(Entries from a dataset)
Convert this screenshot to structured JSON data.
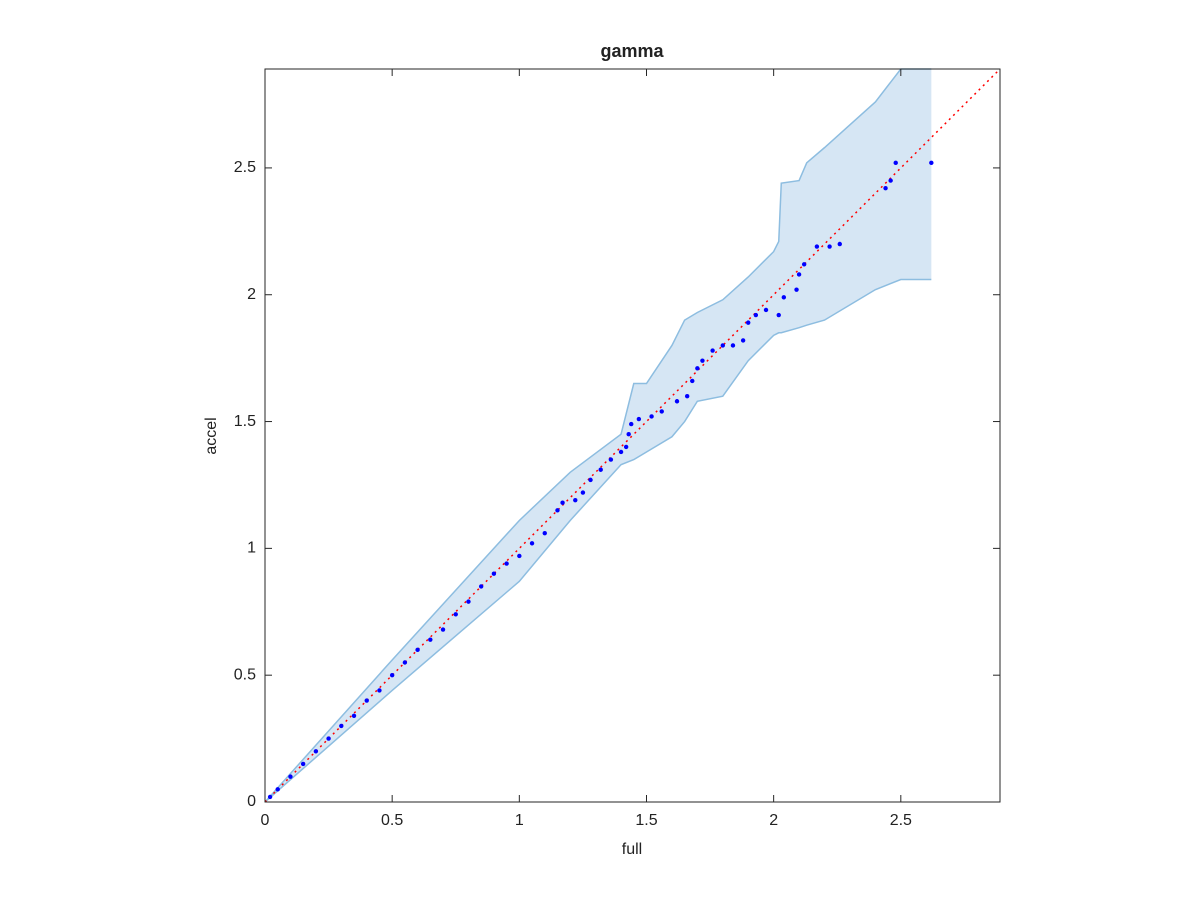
{
  "chart_data": {
    "type": "qq-band",
    "title": "gamma",
    "x_label": "full",
    "y_label": "accel",
    "xlim": [
      0,
      2.89
    ],
    "ylim": [
      0,
      2.89
    ],
    "xticks": [
      0,
      0.5,
      1,
      1.5,
      2,
      2.5
    ],
    "yticks": [
      0,
      0.5,
      1,
      1.5,
      2,
      2.5
    ],
    "band": {
      "color": "#d6e6f4",
      "edge_color": "#8dbde0",
      "x": [
        0,
        0.5,
        1,
        1.2,
        1.4,
        1.45,
        1.5,
        1.6,
        1.65,
        1.7,
        1.8,
        1.9,
        2.0,
        2.02,
        2.03,
        2.1,
        2.13,
        2.2,
        2.4,
        2.5,
        2.62
      ],
      "lower": [
        0,
        0.44,
        0.87,
        1.11,
        1.33,
        1.35,
        1.38,
        1.44,
        1.5,
        1.58,
        1.6,
        1.74,
        1.84,
        1.85,
        1.85,
        1.87,
        1.88,
        1.9,
        2.02,
        2.06,
        2.06
      ],
      "upper": [
        0,
        0.56,
        1.11,
        1.3,
        1.45,
        1.65,
        1.65,
        1.8,
        1.9,
        1.93,
        1.98,
        2.07,
        2.17,
        2.21,
        2.44,
        2.45,
        2.52,
        2.58,
        2.76,
        2.89,
        2.89
      ]
    },
    "reference": {
      "color": "#ff0000",
      "x": [
        0,
        2.89
      ],
      "y": [
        0,
        2.89
      ]
    },
    "points": {
      "color": "#0000ff",
      "x": [
        0.02,
        0.05,
        0.1,
        0.15,
        0.2,
        0.25,
        0.3,
        0.35,
        0.4,
        0.45,
        0.5,
        0.55,
        0.6,
        0.65,
        0.7,
        0.75,
        0.8,
        0.85,
        0.9,
        0.95,
        1.0,
        1.05,
        1.1,
        1.15,
        1.17,
        1.22,
        1.25,
        1.28,
        1.32,
        1.36,
        1.4,
        1.42,
        1.43,
        1.44,
        1.47,
        1.52,
        1.56,
        1.62,
        1.66,
        1.68,
        1.7,
        1.72,
        1.76,
        1.8,
        1.84,
        1.88,
        1.9,
        1.93,
        2.02,
        1.97,
        2.04,
        2.09,
        2.1,
        2.12,
        2.17,
        2.22,
        2.26,
        2.44,
        2.46,
        2.48,
        2.62
      ],
      "y": [
        0.02,
        0.05,
        0.1,
        0.15,
        0.2,
        0.25,
        0.3,
        0.34,
        0.4,
        0.44,
        0.5,
        0.55,
        0.6,
        0.64,
        0.68,
        0.74,
        0.79,
        0.85,
        0.9,
        0.94,
        0.97,
        1.02,
        1.06,
        1.15,
        1.18,
        1.19,
        1.22,
        1.27,
        1.31,
        1.35,
        1.38,
        1.4,
        1.45,
        1.49,
        1.51,
        1.52,
        1.54,
        1.58,
        1.6,
        1.66,
        1.71,
        1.74,
        1.78,
        1.8,
        1.8,
        1.82,
        1.89,
        1.92,
        1.92,
        1.94,
        1.99,
        2.02,
        2.08,
        2.12,
        2.19,
        2.19,
        2.2,
        2.42,
        2.45,
        2.52,
        2.52
      ]
    }
  }
}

## Problem to solve
The pictures in the entries should be left out; output everything else exactly.

## Solution for this exercise
Convert this screenshot to structured JSON data.
{
  "chart_data": {
    "type": "qq-band",
    "title": "gamma",
    "x_label": "full",
    "y_label": "accel",
    "xlim": [
      0,
      2.89
    ],
    "ylim": [
      0,
      2.89
    ],
    "xticks": [
      0,
      0.5,
      1,
      1.5,
      2,
      2.5
    ],
    "yticks": [
      0,
      0.5,
      1,
      1.5,
      2,
      2.5
    ],
    "band": {
      "color": "#d6e6f4",
      "edge_color": "#8dbde0",
      "x": [
        0,
        0.5,
        1,
        1.2,
        1.4,
        1.45,
        1.5,
        1.6,
        1.65,
        1.7,
        1.8,
        1.9,
        2.0,
        2.02,
        2.03,
        2.1,
        2.13,
        2.2,
        2.4,
        2.5,
        2.62
      ],
      "lower": [
        0,
        0.44,
        0.87,
        1.11,
        1.33,
        1.35,
        1.38,
        1.44,
        1.5,
        1.58,
        1.6,
        1.74,
        1.84,
        1.85,
        1.85,
        1.87,
        1.88,
        1.9,
        2.02,
        2.06,
        2.06
      ],
      "upper": [
        0,
        0.56,
        1.11,
        1.3,
        1.45,
        1.65,
        1.65,
        1.8,
        1.9,
        1.93,
        1.98,
        2.07,
        2.17,
        2.21,
        2.44,
        2.45,
        2.52,
        2.58,
        2.76,
        2.89,
        2.89
      ]
    },
    "reference": {
      "color": "#ff0000",
      "x": [
        0,
        2.89
      ],
      "y": [
        0,
        2.89
      ]
    },
    "points": {
      "color": "#0000ff",
      "x": [
        0.02,
        0.05,
        0.1,
        0.15,
        0.2,
        0.25,
        0.3,
        0.35,
        0.4,
        0.45,
        0.5,
        0.55,
        0.6,
        0.65,
        0.7,
        0.75,
        0.8,
        0.85,
        0.9,
        0.95,
        1.0,
        1.05,
        1.1,
        1.15,
        1.17,
        1.22,
        1.25,
        1.28,
        1.32,
        1.36,
        1.4,
        1.42,
        1.43,
        1.44,
        1.47,
        1.52,
        1.56,
        1.62,
        1.66,
        1.68,
        1.7,
        1.72,
        1.76,
        1.8,
        1.84,
        1.88,
        1.9,
        1.93,
        2.02,
        1.97,
        2.04,
        2.09,
        2.1,
        2.12,
        2.17,
        2.22,
        2.26,
        2.44,
        2.46,
        2.48,
        2.62
      ],
      "y": [
        0.02,
        0.05,
        0.1,
        0.15,
        0.2,
        0.25,
        0.3,
        0.34,
        0.4,
        0.44,
        0.5,
        0.55,
        0.6,
        0.64,
        0.68,
        0.74,
        0.79,
        0.85,
        0.9,
        0.94,
        0.97,
        1.02,
        1.06,
        1.15,
        1.18,
        1.19,
        1.22,
        1.27,
        1.31,
        1.35,
        1.38,
        1.4,
        1.45,
        1.49,
        1.51,
        1.52,
        1.54,
        1.58,
        1.6,
        1.66,
        1.71,
        1.74,
        1.78,
        1.8,
        1.8,
        1.82,
        1.89,
        1.92,
        1.92,
        1.94,
        1.99,
        2.02,
        2.08,
        2.12,
        2.19,
        2.19,
        2.2,
        2.42,
        2.45,
        2.52,
        2.52
      ]
    }
  }
}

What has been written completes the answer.